··· Records for this exercise

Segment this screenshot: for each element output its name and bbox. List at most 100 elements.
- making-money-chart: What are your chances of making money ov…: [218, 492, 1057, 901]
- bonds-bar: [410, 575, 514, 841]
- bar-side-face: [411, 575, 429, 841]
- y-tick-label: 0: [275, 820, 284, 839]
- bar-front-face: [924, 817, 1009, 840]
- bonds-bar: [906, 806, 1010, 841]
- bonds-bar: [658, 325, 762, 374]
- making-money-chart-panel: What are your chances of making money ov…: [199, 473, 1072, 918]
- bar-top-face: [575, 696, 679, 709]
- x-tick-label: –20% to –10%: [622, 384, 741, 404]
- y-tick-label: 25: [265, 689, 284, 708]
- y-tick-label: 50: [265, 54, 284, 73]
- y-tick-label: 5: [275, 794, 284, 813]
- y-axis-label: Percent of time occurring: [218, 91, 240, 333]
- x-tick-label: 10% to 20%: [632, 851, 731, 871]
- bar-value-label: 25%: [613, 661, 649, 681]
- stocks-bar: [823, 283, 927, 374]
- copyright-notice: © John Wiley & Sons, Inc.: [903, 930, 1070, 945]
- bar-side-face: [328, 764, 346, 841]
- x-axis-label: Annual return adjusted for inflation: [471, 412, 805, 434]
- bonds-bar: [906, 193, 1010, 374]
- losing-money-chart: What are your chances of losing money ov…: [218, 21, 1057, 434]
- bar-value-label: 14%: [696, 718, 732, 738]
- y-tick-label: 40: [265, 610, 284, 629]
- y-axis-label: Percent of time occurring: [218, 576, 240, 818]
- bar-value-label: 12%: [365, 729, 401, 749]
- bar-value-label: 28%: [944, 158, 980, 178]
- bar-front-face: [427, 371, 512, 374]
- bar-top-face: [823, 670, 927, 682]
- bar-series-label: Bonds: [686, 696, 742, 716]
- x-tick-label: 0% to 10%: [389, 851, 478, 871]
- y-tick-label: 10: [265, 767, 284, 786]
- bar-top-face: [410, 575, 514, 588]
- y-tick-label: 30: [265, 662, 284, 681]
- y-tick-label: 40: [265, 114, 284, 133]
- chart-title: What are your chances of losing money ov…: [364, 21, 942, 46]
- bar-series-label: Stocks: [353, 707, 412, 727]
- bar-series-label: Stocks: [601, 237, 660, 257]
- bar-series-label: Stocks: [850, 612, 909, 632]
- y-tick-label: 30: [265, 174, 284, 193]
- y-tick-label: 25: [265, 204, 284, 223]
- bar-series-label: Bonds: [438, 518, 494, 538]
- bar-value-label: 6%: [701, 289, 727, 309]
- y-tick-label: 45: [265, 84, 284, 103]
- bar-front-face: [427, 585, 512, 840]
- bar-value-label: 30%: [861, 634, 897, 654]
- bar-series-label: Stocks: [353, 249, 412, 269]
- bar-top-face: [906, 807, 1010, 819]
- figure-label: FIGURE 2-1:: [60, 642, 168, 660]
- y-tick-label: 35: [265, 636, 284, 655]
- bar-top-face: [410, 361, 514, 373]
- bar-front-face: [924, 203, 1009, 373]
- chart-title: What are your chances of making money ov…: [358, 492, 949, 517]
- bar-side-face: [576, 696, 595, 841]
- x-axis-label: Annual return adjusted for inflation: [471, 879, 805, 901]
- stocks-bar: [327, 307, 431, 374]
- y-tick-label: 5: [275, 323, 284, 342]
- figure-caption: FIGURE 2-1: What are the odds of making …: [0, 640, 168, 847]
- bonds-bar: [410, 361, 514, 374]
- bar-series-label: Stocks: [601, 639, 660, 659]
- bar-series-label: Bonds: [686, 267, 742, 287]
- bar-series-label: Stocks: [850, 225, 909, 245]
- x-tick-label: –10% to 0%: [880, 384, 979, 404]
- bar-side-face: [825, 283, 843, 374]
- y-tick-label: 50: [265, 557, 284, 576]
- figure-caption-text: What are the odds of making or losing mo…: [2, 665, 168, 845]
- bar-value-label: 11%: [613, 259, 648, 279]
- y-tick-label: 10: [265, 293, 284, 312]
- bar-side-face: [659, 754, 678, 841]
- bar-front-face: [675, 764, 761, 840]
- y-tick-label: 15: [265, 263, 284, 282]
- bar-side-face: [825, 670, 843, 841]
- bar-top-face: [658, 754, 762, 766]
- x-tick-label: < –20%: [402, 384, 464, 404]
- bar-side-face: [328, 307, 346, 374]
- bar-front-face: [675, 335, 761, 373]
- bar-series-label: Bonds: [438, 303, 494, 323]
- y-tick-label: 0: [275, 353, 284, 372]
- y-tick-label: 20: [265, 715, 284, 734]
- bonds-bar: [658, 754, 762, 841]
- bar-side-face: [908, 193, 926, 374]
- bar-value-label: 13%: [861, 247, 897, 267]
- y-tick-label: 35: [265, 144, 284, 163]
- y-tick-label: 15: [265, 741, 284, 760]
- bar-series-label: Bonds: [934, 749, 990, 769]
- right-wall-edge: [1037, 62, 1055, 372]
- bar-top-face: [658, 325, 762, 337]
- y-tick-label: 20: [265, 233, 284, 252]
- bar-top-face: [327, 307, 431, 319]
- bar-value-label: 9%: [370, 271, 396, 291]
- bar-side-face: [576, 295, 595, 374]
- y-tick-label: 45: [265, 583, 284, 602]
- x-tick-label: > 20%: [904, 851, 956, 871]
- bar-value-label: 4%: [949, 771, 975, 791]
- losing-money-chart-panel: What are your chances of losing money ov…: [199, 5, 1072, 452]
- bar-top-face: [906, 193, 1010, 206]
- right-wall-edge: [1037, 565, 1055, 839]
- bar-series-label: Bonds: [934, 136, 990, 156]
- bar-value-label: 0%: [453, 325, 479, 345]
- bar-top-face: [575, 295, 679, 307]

······

Problem requirements = Please copy out every entry above word for word, with each line unchanged.

Problem solution =
Segment this screenshot: for each element output its name and bbox. List at most 100 elements.
- making-money-chart: What are your chances of making money ov…: [218, 492, 1057, 901]
- bonds-bar: [410, 575, 514, 841]
- bar-side-face: [411, 575, 429, 841]
- y-tick-label: 0: [275, 820, 284, 839]
- bar-front-face: [924, 817, 1009, 840]
- bonds-bar: [906, 806, 1010, 841]
- bonds-bar: [658, 325, 762, 374]
- making-money-chart-panel: What are your chances of making money ov…: [199, 473, 1072, 918]
- bar-top-face: [575, 696, 679, 709]
- x-tick-label: –20% to –10%: [622, 384, 741, 404]
- y-tick-label: 25: [265, 689, 284, 708]
- y-tick-label: 50: [265, 54, 284, 73]
- y-tick-label: 5: [275, 794, 284, 813]
- y-axis-label: Percent of time occurring: [218, 91, 240, 333]
- x-tick-label: 10% to 20%: [632, 851, 731, 871]
- bar-value-label: 25%: [613, 661, 649, 681]
- stocks-bar: [823, 283, 927, 374]
- copyright-notice: © John Wiley & Sons, Inc.: [903, 930, 1070, 945]
- bar-side-face: [328, 764, 346, 841]
- x-axis-label: Annual return adjusted for inflation: [471, 412, 805, 434]
- bonds-bar: [906, 193, 1010, 374]
- losing-money-chart: What are your chances of losing money ov…: [218, 21, 1057, 434]
- bar-value-label: 14%: [696, 718, 732, 738]
- y-tick-label: 40: [265, 610, 284, 629]
- y-axis-label: Percent of time occurring: [218, 576, 240, 818]
- bar-value-label: 12%: [365, 729, 401, 749]
- bar-value-label: 28%: [944, 158, 980, 178]
- bar-front-face: [427, 371, 512, 374]
- bar-top-face: [823, 670, 927, 682]
- bar-series-label: Bonds: [686, 696, 742, 716]
- x-tick-label: 0% to 10%: [389, 851, 478, 871]
- y-tick-label: 10: [265, 767, 284, 786]
- bar-top-face: [410, 575, 514, 588]
- y-tick-label: 30: [265, 662, 284, 681]
- y-tick-label: 40: [265, 114, 284, 133]
- chart-title: What are your chances of losing money ov…: [364, 21, 942, 46]
- bar-series-label: Stocks: [353, 707, 412, 727]
- bar-series-label: Stocks: [601, 237, 660, 257]
- bar-series-label: Stocks: [850, 612, 909, 632]
- y-tick-label: 30: [265, 174, 284, 193]
- y-tick-label: 25: [265, 204, 284, 223]
- bar-series-label: Bonds: [438, 518, 494, 538]
- bar-value-label: 6%: [701, 289, 727, 309]
- y-tick-label: 45: [265, 84, 284, 103]
- bar-front-face: [427, 585, 512, 840]
- bar-value-label: 30%: [861, 634, 897, 654]
- bar-series-label: Stocks: [353, 249, 412, 269]
- bar-top-face: [906, 807, 1010, 819]
- figure-label: FIGURE 2-1:: [60, 642, 168, 660]
- y-tick-label: 35: [265, 636, 284, 655]
- bar-top-face: [410, 361, 514, 373]
- bar-front-face: [924, 203, 1009, 373]
- chart-title: What are your chances of making money ov…: [358, 492, 949, 517]
- bar-side-face: [576, 696, 595, 841]
- x-axis-label: Annual return adjusted for inflation: [471, 879, 805, 901]
- stocks-bar: [327, 307, 431, 374]
- y-tick-label: 5: [275, 323, 284, 342]
- figure-caption: FIGURE 2-1: What are the odds of making …: [0, 640, 168, 847]
- bonds-bar: [410, 361, 514, 374]
- bar-series-label: Stocks: [601, 639, 660, 659]
- bar-series-label: Bonds: [686, 267, 742, 287]
- bar-series-label: Stocks: [850, 225, 909, 245]
- x-tick-label: –10% to 0%: [880, 384, 979, 404]
- bar-side-face: [825, 283, 843, 374]
- y-tick-label: 50: [265, 557, 284, 576]
- figure-caption-text: What are the odds of making or losing mo…: [2, 665, 168, 845]
- bar-value-label: 11%: [613, 259, 648, 279]
- y-tick-label: 10: [265, 293, 284, 312]
- bar-side-face: [659, 754, 678, 841]
- bar-front-face: [675, 764, 761, 840]
- y-tick-label: 15: [265, 263, 284, 282]
- bar-side-face: [825, 670, 843, 841]
- bar-top-face: [658, 754, 762, 766]
- x-tick-label: < –20%: [402, 384, 464, 404]
- bar-side-face: [328, 307, 346, 374]
- bar-front-face: [675, 335, 761, 373]
- bar-series-label: Bonds: [438, 303, 494, 323]
- y-tick-label: 0: [275, 353, 284, 372]
- y-tick-label: 20: [265, 715, 284, 734]
- bonds-bar: [658, 754, 762, 841]
- bar-side-face: [908, 193, 926, 374]
- bar-value-label: 13%: [861, 247, 897, 267]
- y-tick-label: 35: [265, 144, 284, 163]
- y-tick-label: 15: [265, 741, 284, 760]
- bar-series-label: Bonds: [934, 749, 990, 769]
- right-wall-edge: [1037, 62, 1055, 372]
- bar-top-face: [658, 325, 762, 337]
- y-tick-label: 20: [265, 233, 284, 252]
- bar-top-face: [327, 307, 431, 319]
- bar-value-label: 9%: [370, 271, 396, 291]
- bar-side-face: [576, 295, 595, 374]
- y-tick-label: 45: [265, 583, 284, 602]
- x-tick-label: > 20%: [904, 851, 956, 871]
- bar-value-label: 4%: [949, 771, 975, 791]
- losing-money-chart-panel: What are your chances of losing money ov…: [199, 5, 1072, 452]
- bar-top-face: [906, 193, 1010, 206]
- right-wall-edge: [1037, 565, 1055, 839]
- bar-series-label: Bonds: [934, 136, 990, 156]
- bar-value-label: 0%: [453, 325, 479, 345]
- bar-top-face: [575, 295, 679, 307]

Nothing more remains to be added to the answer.